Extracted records

━━━━━━━━

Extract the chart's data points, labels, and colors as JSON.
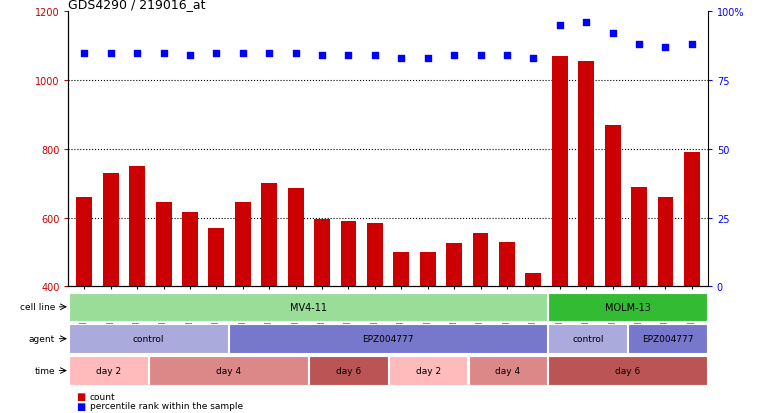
{
  "title": "GDS4290 / 219016_at",
  "samples": [
    "GSM739151",
    "GSM739152",
    "GSM739153",
    "GSM739157",
    "GSM739158",
    "GSM739159",
    "GSM739163",
    "GSM739164",
    "GSM739165",
    "GSM739148",
    "GSM739149",
    "GSM739150",
    "GSM739154",
    "GSM739155",
    "GSM739156",
    "GSM739160",
    "GSM739161",
    "GSM739162",
    "GSM739169",
    "GSM739170",
    "GSM739171",
    "GSM739166",
    "GSM739167",
    "GSM739168"
  ],
  "counts": [
    660,
    730,
    750,
    645,
    615,
    570,
    645,
    700,
    685,
    595,
    590,
    585,
    500,
    500,
    525,
    555,
    530,
    440,
    1070,
    1055,
    870,
    690,
    660,
    790
  ],
  "percentiles": [
    85,
    85,
    85,
    85,
    84,
    85,
    85,
    85,
    85,
    84,
    84,
    84,
    83,
    83,
    84,
    84,
    84,
    83,
    95,
    96,
    92,
    88,
    87,
    88
  ],
  "ylim_left": [
    400,
    1200
  ],
  "ylim_right": [
    0,
    100
  ],
  "yticks_left": [
    400,
    600,
    800,
    1000,
    1200
  ],
  "yticks_right": [
    0,
    25,
    50,
    75,
    100
  ],
  "bar_color": "#cc0000",
  "dot_color": "#0000ff",
  "grid_values": [
    600,
    800,
    1000
  ],
  "cell_line_spans": [
    {
      "label": "MV4-11",
      "start": 0,
      "end": 18,
      "color": "#99dd99"
    },
    {
      "label": "MOLM-13",
      "start": 18,
      "end": 24,
      "color": "#33bb33"
    }
  ],
  "agent_spans": [
    {
      "label": "control",
      "start": 0,
      "end": 6,
      "color": "#aaaadd"
    },
    {
      "label": "EPZ004777",
      "start": 6,
      "end": 18,
      "color": "#7777cc"
    },
    {
      "label": "control",
      "start": 18,
      "end": 21,
      "color": "#aaaadd"
    },
    {
      "label": "EPZ004777",
      "start": 21,
      "end": 24,
      "color": "#7777cc"
    }
  ],
  "time_spans": [
    {
      "label": "day 2",
      "start": 0,
      "end": 3,
      "color": "#ffbbbb"
    },
    {
      "label": "day 4",
      "start": 3,
      "end": 9,
      "color": "#dd8888"
    },
    {
      "label": "day 6",
      "start": 9,
      "end": 12,
      "color": "#bb5555"
    },
    {
      "label": "day 2",
      "start": 12,
      "end": 15,
      "color": "#ffbbbb"
    },
    {
      "label": "day 4",
      "start": 15,
      "end": 18,
      "color": "#dd8888"
    },
    {
      "label": "day 6",
      "start": 18,
      "end": 24,
      "color": "#bb5555"
    }
  ],
  "legend_items": [
    {
      "label": "count",
      "color": "#cc0000"
    },
    {
      "label": "percentile rank within the sample",
      "color": "#0000ff"
    }
  ],
  "background_color": "#ffffff"
}
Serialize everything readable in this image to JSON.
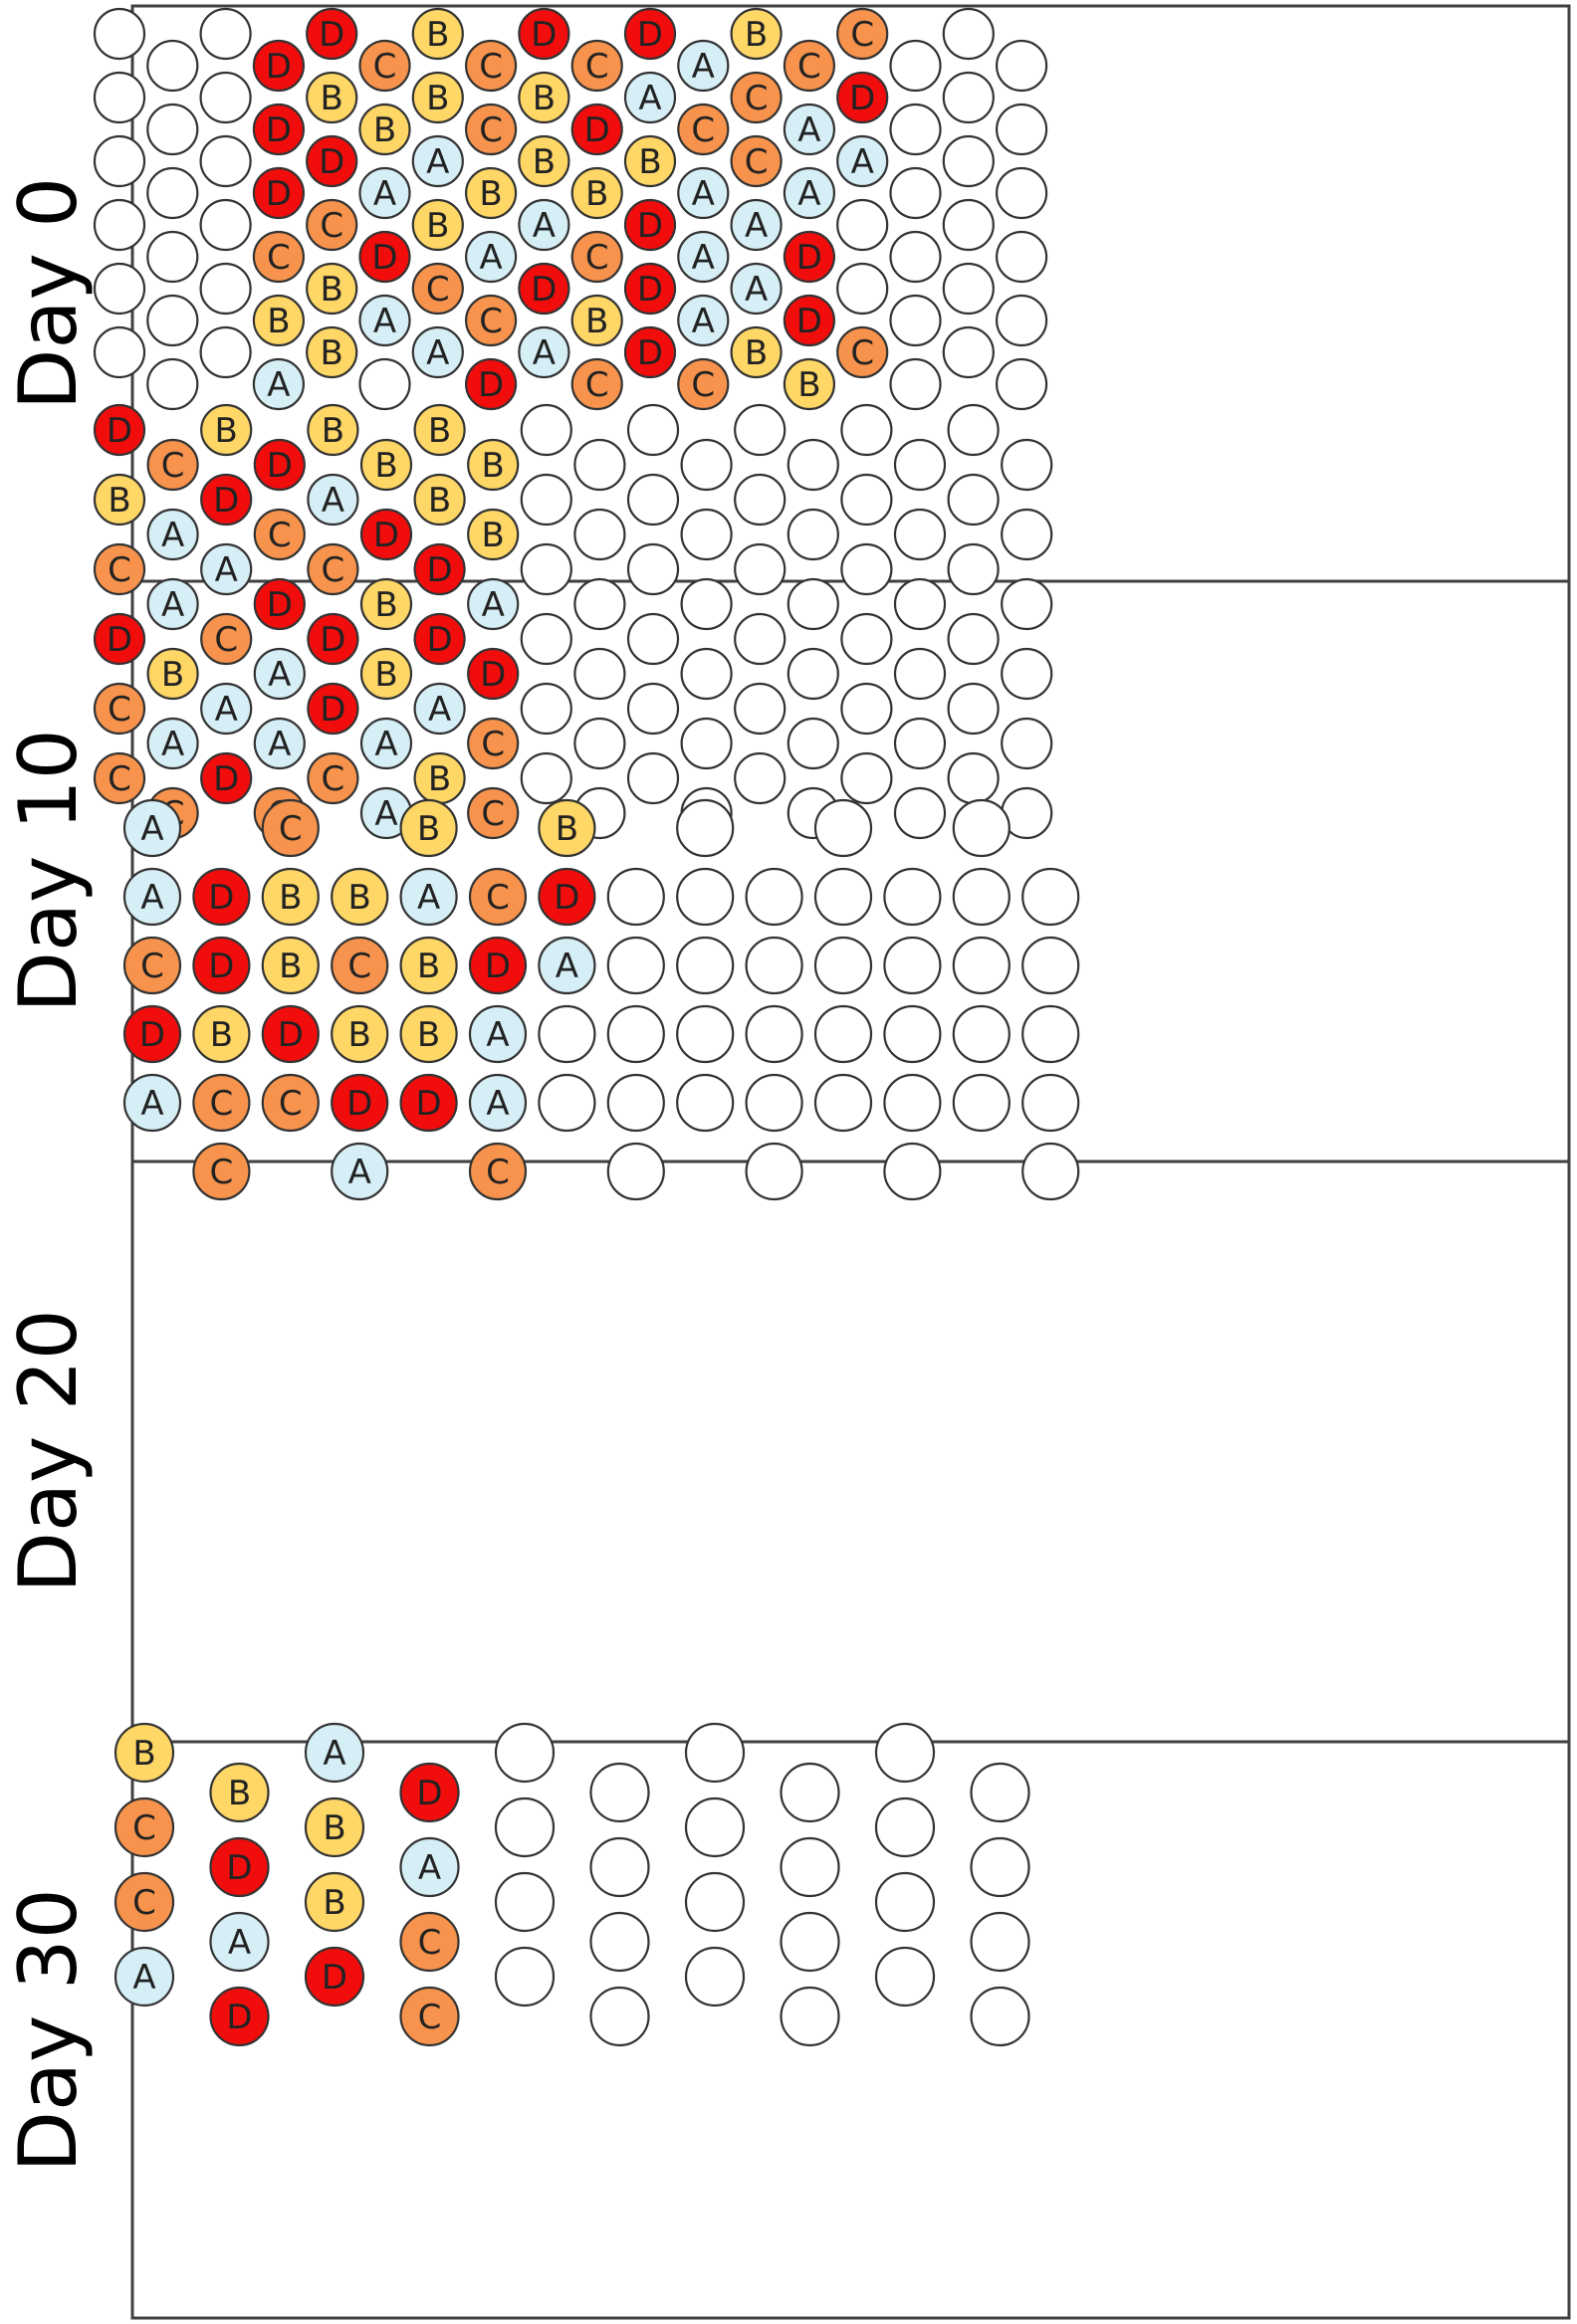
{
  "colors": {
    "A": "#d6eef5",
    "B": "#fed766",
    "C": "#f7934c",
    "D": "#f20d0d",
    "empty": "#ffffff",
    "frame": "#404040"
  },
  "panels": [
    {
      "label": "Day 0",
      "rows": [
        "",
        "",
        "",
        "",
        "",
        "",
        "",
        "",
        "",
        "",
        "",
        "",
        "",
        "",
        "",
        "",
        "",
        "",
        "D",
        "D",
        "D",
        "C",
        "B",
        "A",
        "D",
        "B",
        "D",
        "C",
        "B",
        "B",
        "C",
        "B",
        "A",
        "D",
        "A",
        "",
        "B",
        "B",
        "A",
        "B",
        "C",
        "A",
        "C",
        "C",
        "B",
        "A",
        "C",
        "D",
        "D",
        "B",
        "B",
        "A",
        "D",
        "A",
        "C",
        "D",
        "B",
        "C",
        "B",
        "C",
        "D",
        "A",
        "B",
        "D",
        "D",
        "D",
        "A",
        "C",
        "A",
        "A",
        "A",
        "C",
        "B",
        "C",
        "C",
        "A",
        "A",
        "B",
        "C",
        "A",
        "A",
        "D",
        "D",
        "B",
        "C",
        "D",
        "A",
        "",
        "",
        "C",
        "",
        "",
        "",
        "",
        "",
        "",
        "",
        "",
        "",
        "",
        "",
        "",
        "",
        "",
        "",
        "",
        "",
        ""
      ]
    },
    {
      "label": "Day 10",
      "rows": [
        "D",
        "B",
        "C",
        "D",
        "C",
        "C",
        "C",
        "A",
        "A",
        "B",
        "A",
        "C",
        "B",
        "D",
        "A",
        "C",
        "A",
        "D",
        "D",
        "C",
        "D",
        "A",
        "A",
        "C",
        "B",
        "A",
        "C",
        "D",
        "D",
        "C",
        "B",
        "D",
        "B",
        "B",
        "A",
        "A",
        "B",
        "B",
        "D",
        "D",
        "A",
        "B",
        "B",
        "B",
        "A",
        "D",
        "C",
        "C"
      ]
    },
    {
      "label": "Day 20",
      "rows": [
        "A",
        "A",
        "C",
        "D",
        "A",
        "D",
        "D",
        "B",
        "C",
        "C",
        "C",
        "B",
        "B",
        "D",
        "C",
        "B",
        "C",
        "B",
        "D",
        "A",
        "B",
        "A",
        "B",
        "B",
        "D",
        "C",
        "D",
        "A",
        "A",
        "C",
        "B",
        "D",
        "A"
      ]
    },
    {
      "label": "Day 30",
      "rows": [
        "B",
        "C",
        "C",
        "A",
        "B",
        "D",
        "A",
        "D",
        "A",
        "B",
        "B",
        "D",
        "D",
        "A",
        "C",
        "C"
      ]
    }
  ]
}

━━━━━━━━

Direction: Give the data again exactly as written, with all pictures left out.

Solved problem:
Extract the chart's data points, labels, and colors as JSON.
{
  "title": "GDS4290 / 219016_at",
  "samples": [
    "GSM739151",
    "GSM739152",
    "GSM739153",
    "GSM739157",
    "GSM739158",
    "GSM739159",
    "GSM739163",
    "GSM739164",
    "GSM739165",
    "GSM739148",
    "GSM739149",
    "GSM739150",
    "GSM739154",
    "GSM739155",
    "GSM739156",
    "GSM739160",
    "GSM739161",
    "GSM739162",
    "GSM739169",
    "GSM739170",
    "GSM739171",
    "GSM739166",
    "GSM739167",
    "GSM739168"
  ],
  "counts": [
    660,
    730,
    750,
    645,
    615,
    570,
    645,
    700,
    685,
    595,
    590,
    585,
    500,
    500,
    525,
    555,
    530,
    440,
    1070,
    1055,
    870,
    690,
    660,
    790
  ],
  "percentiles": [
    85,
    85,
    85,
    85,
    84,
    85,
    85,
    85,
    85,
    84,
    84,
    84,
    83,
    83,
    84,
    84,
    84,
    83,
    95,
    96,
    92,
    88,
    87,
    88
  ],
  "ylim_left": [
    400,
    1200
  ],
  "ylim_right": [
    0,
    100
  ],
  "yticks_left": [
    400,
    600,
    800,
    1000,
    1200
  ],
  "yticks_right": [
    0,
    25,
    50,
    75,
    100
  ],
  "bar_color": "#cc0000",
  "dot_color": "#0000ff",
  "grid_values": [
    600,
    800,
    1000
  ],
  "cell_line_spans": [
    {
      "label": "MV4-11",
      "start": 0,
      "end": 18,
      "color": "#99dd99"
    },
    {
      "label": "MOLM-13",
      "start": 18,
      "end": 24,
      "color": "#33bb33"
    }
  ],
  "agent_spans": [
    {
      "label": "control",
      "start": 0,
      "end": 6,
      "color": "#aaaadd"
    },
    {
      "label": "EPZ004777",
      "start": 6,
      "end": 18,
      "color": "#7777cc"
    },
    {
      "label": "control",
      "start": 18,
      "end": 21,
      "color": "#aaaadd"
    },
    {
      "label": "EPZ004777",
      "start": 21,
      "end": 24,
      "color": "#7777cc"
    }
  ],
  "time_spans": [
    {
      "label": "day 2",
      "start": 0,
      "end": 3,
      "color": "#ffbbbb"
    },
    {
      "label": "day 4",
      "start": 3,
      "end": 9,
      "color": "#dd8888"
    },
    {
      "label": "day 6",
      "start": 9,
      "end": 12,
      "color": "#bb5555"
    },
    {
      "label": "day 2",
      "start": 12,
      "end": 15,
      "color": "#ffbbbb"
    },
    {
      "label": "day 4",
      "start": 15,
      "end": 18,
      "color": "#dd8888"
    },
    {
      "label": "day 6",
      "start": 18,
      "end": 24,
      "color": "#bb5555"
    }
  ],
  "legend_items": [
    {
      "label": "count",
      "color": "#cc0000"
    },
    {
      "label": "percentile rank within the sample",
      "color": "#0000ff"
    }
  ],
  "background_color": "#ffffff"
}
Serialize everything readable in this image to JSON.
{
  "colors": {
    "A": "#d6eef5",
    "B": "#fed766",
    "C": "#f7934c",
    "D": "#f20d0d",
    "empty": "#ffffff",
    "frame": "#404040"
  },
  "panels": [
    {
      "label": "Day 0",
      "rows": [
        "",
        "",
        "",
        "",
        "",
        "",
        "",
        "",
        "",
        "",
        "",
        "",
        "",
        "",
        "",
        "",
        "",
        "",
        "D",
        "D",
        "D",
        "C",
        "B",
        "A",
        "D",
        "B",
        "D",
        "C",
        "B",
        "B",
        "C",
        "B",
        "A",
        "D",
        "A",
        "",
        "B",
        "B",
        "A",
        "B",
        "C",
        "A",
        "C",
        "C",
        "B",
        "A",
        "C",
        "D",
        "D",
        "B",
        "B",
        "A",
        "D",
        "A",
        "C",
        "D",
        "B",
        "C",
        "B",
        "C",
        "D",
        "A",
        "B",
        "D",
        "D",
        "D",
        "A",
        "C",
        "A",
        "A",
        "A",
        "C",
        "B",
        "C",
        "C",
        "A",
        "A",
        "B",
        "C",
        "A",
        "A",
        "D",
        "D",
        "B",
        "C",
        "D",
        "A",
        "",
        "",
        "C",
        "",
        "",
        "",
        "",
        "",
        "",
        "",
        "",
        "",
        "",
        "",
        "",
        "",
        "",
        "",
        "",
        "",
        ""
      ]
    },
    {
      "label": "Day 10",
      "rows": [
        "D",
        "B",
        "C",
        "D",
        "C",
        "C",
        "C",
        "A",
        "A",
        "B",
        "A",
        "C",
        "B",
        "D",
        "A",
        "C",
        "A",
        "D",
        "D",
        "C",
        "D",
        "A",
        "A",
        "C",
        "B",
        "A",
        "C",
        "D",
        "D",
        "C",
        "B",
        "D",
        "B",
        "B",
        "A",
        "A",
        "B",
        "B",
        "D",
        "D",
        "A",
        "B",
        "B",
        "B",
        "A",
        "D",
        "C",
        "C"
      ]
    },
    {
      "label": "Day 20",
      "rows": [
        "A",
        "A",
        "C",
        "D",
        "A",
        "D",
        "D",
        "B",
        "C",
        "C",
        "C",
        "B",
        "B",
        "D",
        "C",
        "B",
        "C",
        "B",
        "D",
        "A",
        "B",
        "A",
        "B",
        "B",
        "D",
        "C",
        "D",
        "A",
        "A",
        "C",
        "B",
        "D",
        "A"
      ]
    },
    {
      "label": "Day 30",
      "rows": [
        "B",
        "C",
        "C",
        "A",
        "B",
        "D",
        "A",
        "D",
        "A",
        "B",
        "B",
        "D",
        "D",
        "A",
        "C",
        "C"
      ]
    }
  ]
}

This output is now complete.